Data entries
— BEGIN —

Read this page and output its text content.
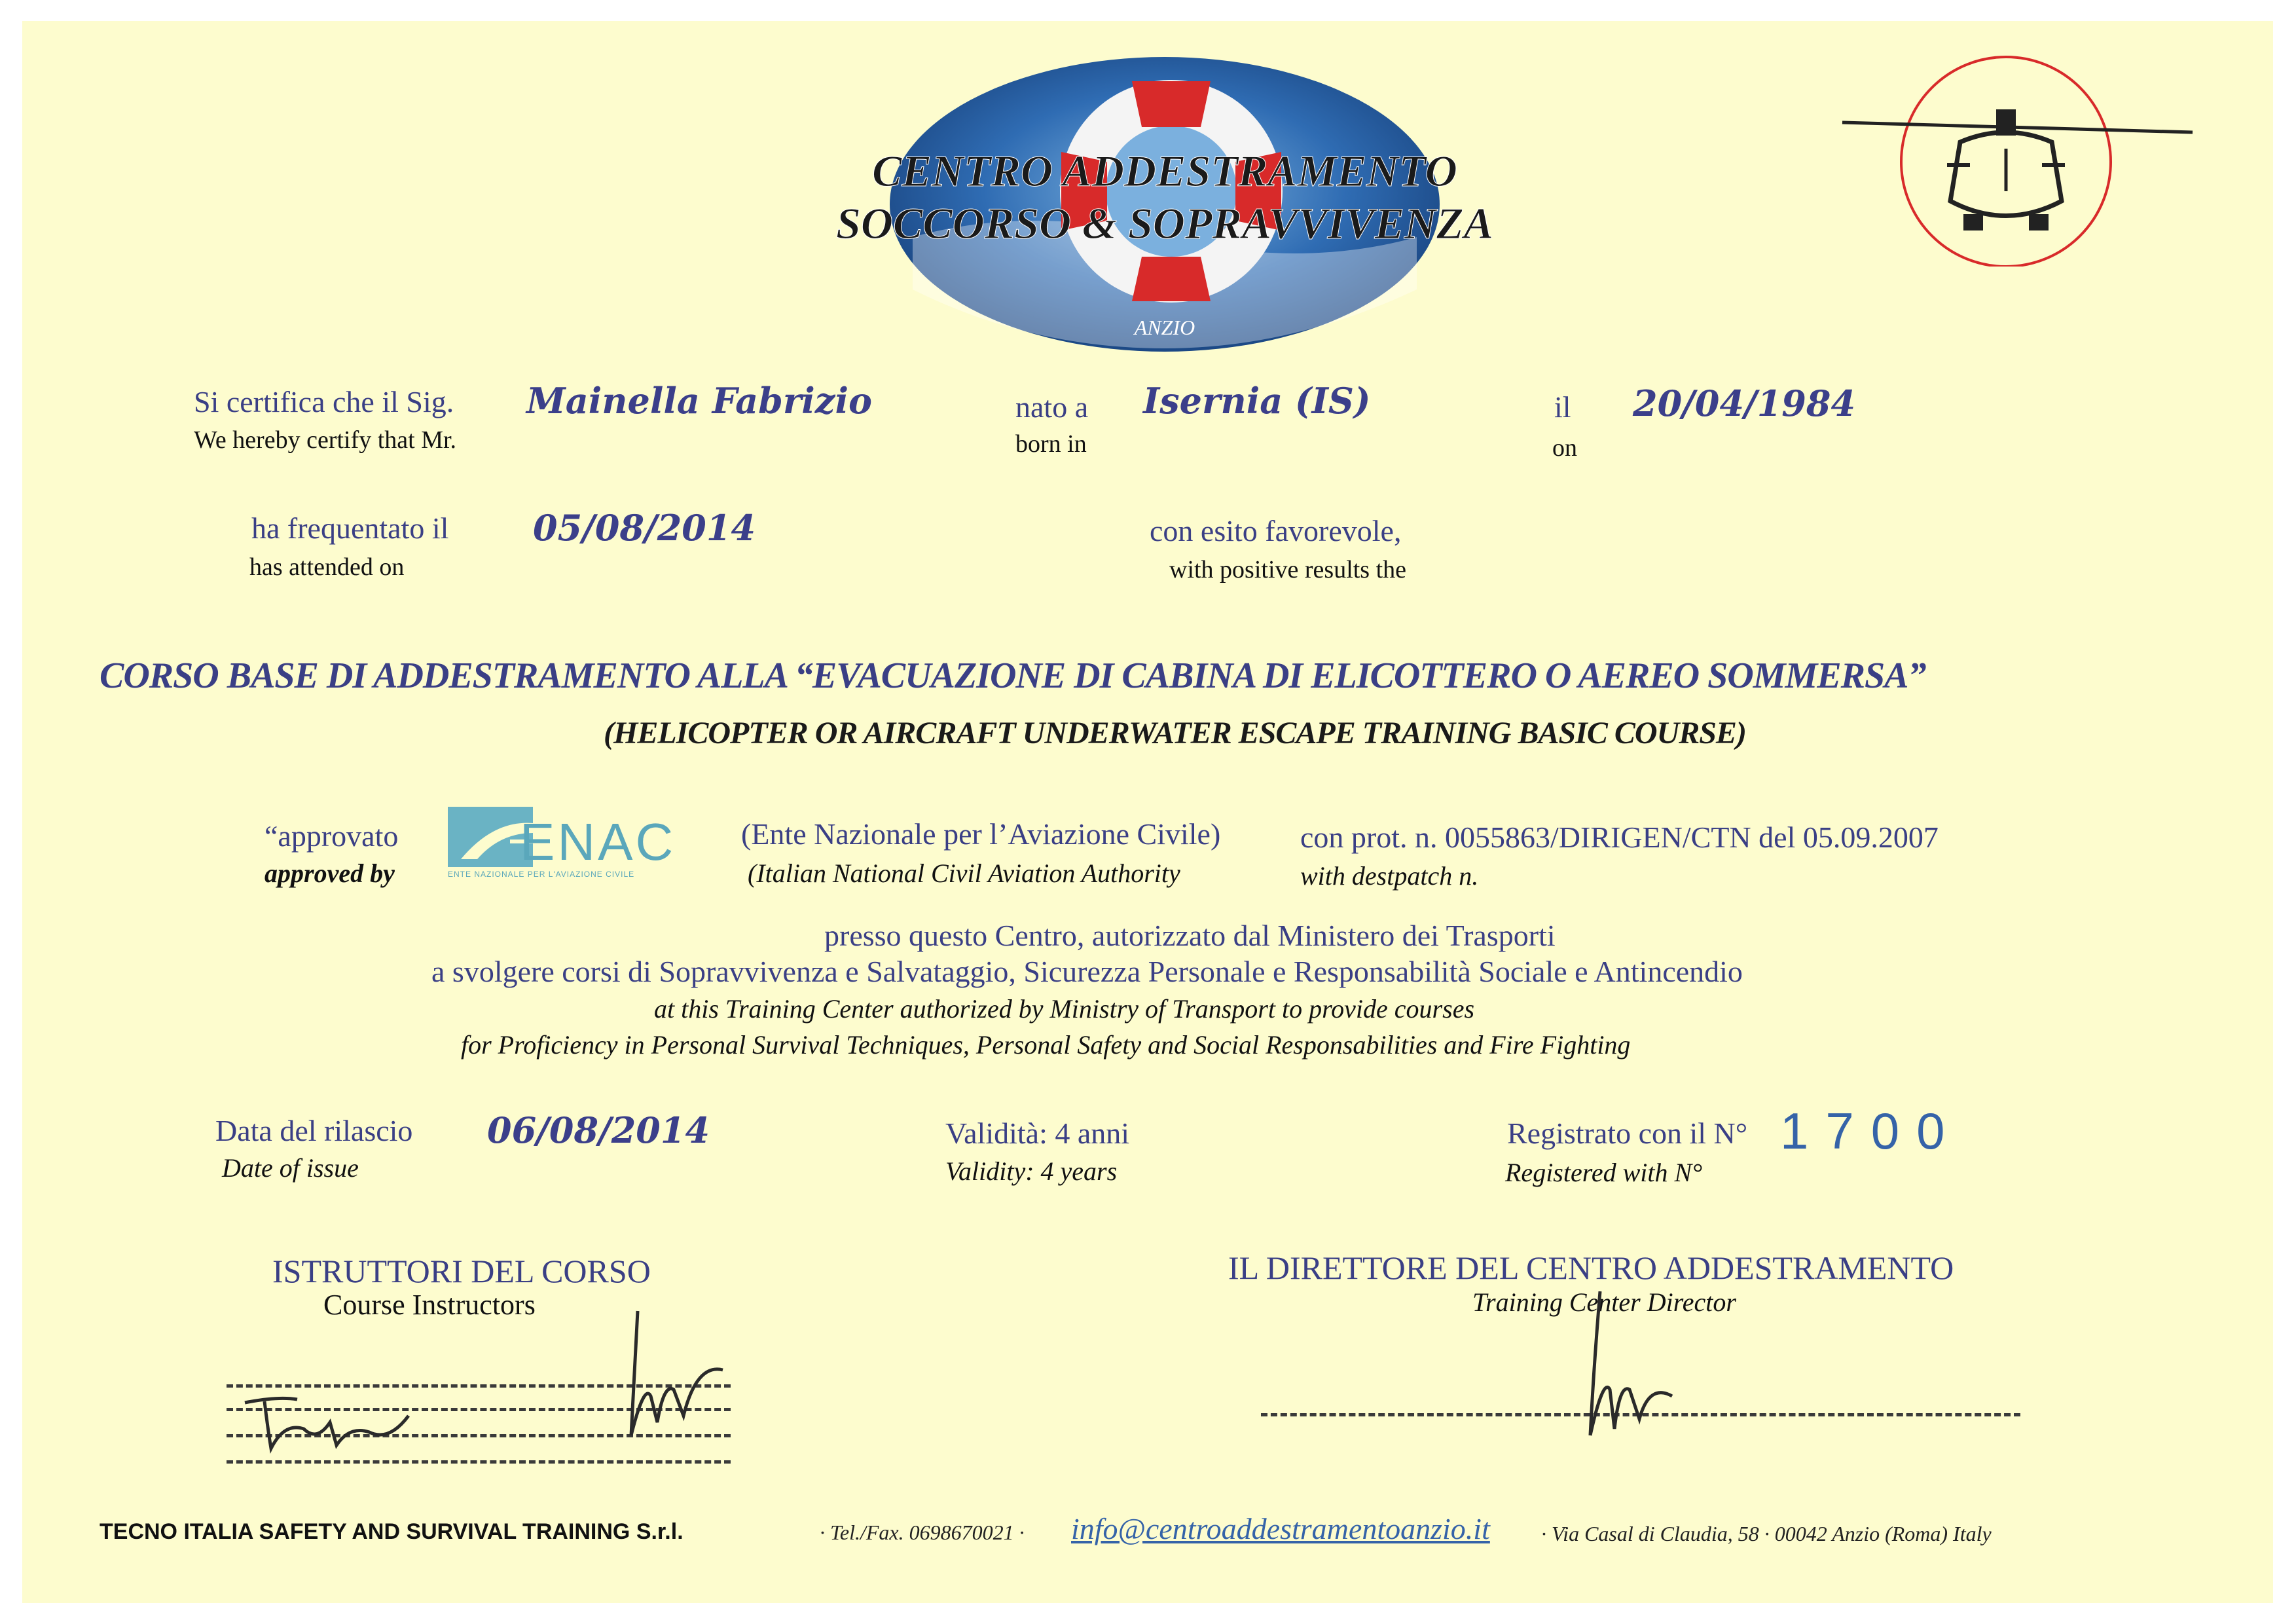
CENTRO ADDESTRAMENTO
SOCCORSO & SOPRAVVIVENZA
ANZIO
Si certifica che il Sig.
We hereby certify that Mr.
Mainella Fabrizio	nato a
born in
Isernia (IS)	il
on
20/04/1984
ha frequentato il
has attended on
05/08/2014	con esito favorevole,
with positive results the
CORSO BASE DI ADDESTRAMENTO ALLA “EVACUAZIONE DI CABINA DI ELICOTTERO O AEREO SOMMERSA”
(HELICOPTER OR AIRCRAFT UNDERWATER ESCAPE TRAINING BASIC COURSE)
“approvato
approved by
ENAC
ENTE NAZIONALE PER L'AVIAZIONE CIVILE
(Ente Nazionale per l’Aviazione Civile)
(Italian National Civil Aviation Authority
con prot. n. 0055863/DIRIGEN/CTN del 05.09.2007
with destpatch n.
presso questo Centro, autorizzato dal Ministero dei Trasporti
a svolgere corsi di Sopravvivenza e Salvataggio, Sicurezza Personale e Responsabilità Sociale e Antincendio
at this Training Center authorized by Ministry of Transport to provide courses
for Proficiency in Personal Survival Techniques, Personal Safety and Social Responsabilities and Fire Fighting
Data del rilascio
Date of issue
06/08/2014	Validità: 4 anni
Validity: 4 years
Registrato con il N°
Registered with N°
1700
ISTRUTTORI DEL CORSO
Course Instructors
IL DIRETTORE DEL CENTRO ADDESTRAMENTO
Training Center Director
TECNO ITALIA SAFETY AND SURVIVAL TRAINING S.r.l.	· Tel./Fax. 0698670021 · info@centroaddestramentoanzio.it · Via Casal di Claudia, 58 · 00042 Anzio (Roma) Italy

— END —

**Directive:** All the lines above are to be given again exactly as they read, with the pictures removed.

**Solution below:**
Read this page and output its text content.
CENTRO ADDESTRAMENTO
SOCCORSO & SOPRAVVIVENZA
ANZIO
Si certifica che il Sig.
We hereby certify that Mr.
Mainella Fabrizio	nato a
born in
Isernia (IS)	il
on
20/04/1984
ha frequentato il
has attended on
05/08/2014	con esito favorevole,
with positive results the
CORSO BASE DI ADDESTRAMENTO ALLA “EVACUAZIONE DI CABINA DI ELICOTTERO O AEREO SOMMERSA”
(HELICOPTER OR AIRCRAFT UNDERWATER ESCAPE TRAINING BASIC COURSE)
“approvato
approved by
ENAC
ENTE NAZIONALE PER L'AVIAZIONE CIVILE
(Ente Nazionale per l’Aviazione Civile)
(Italian National Civil Aviation Authority
con prot. n. 0055863/DIRIGEN/CTN del 05.09.2007
with destpatch n.
presso questo Centro, autorizzato dal Ministero dei Trasporti
a svolgere corsi di Sopravvivenza e Salvataggio, Sicurezza Personale e Responsabilità Sociale e Antincendio
at this Training Center authorized by Ministry of Transport to provide courses
for Proficiency in Personal Survival Techniques, Personal Safety and Social Responsabilities and Fire Fighting
Data del rilascio
Date of issue
06/08/2014	Validità: 4 anni
Validity: 4 years
Registrato con il N°
Registered with N°
1700
ISTRUTTORI DEL CORSO
Course Instructors
IL DIRETTORE DEL CENTRO ADDESTRAMENTO
Training Center Director
TECNO ITALIA SAFETY AND SURVIVAL TRAINING S.r.l.	· Tel./Fax. 0698670021 · info@centroaddestramentoanzio.it · Via Casal di Claudia, 58 · 00042 Anzio (Roma) Italy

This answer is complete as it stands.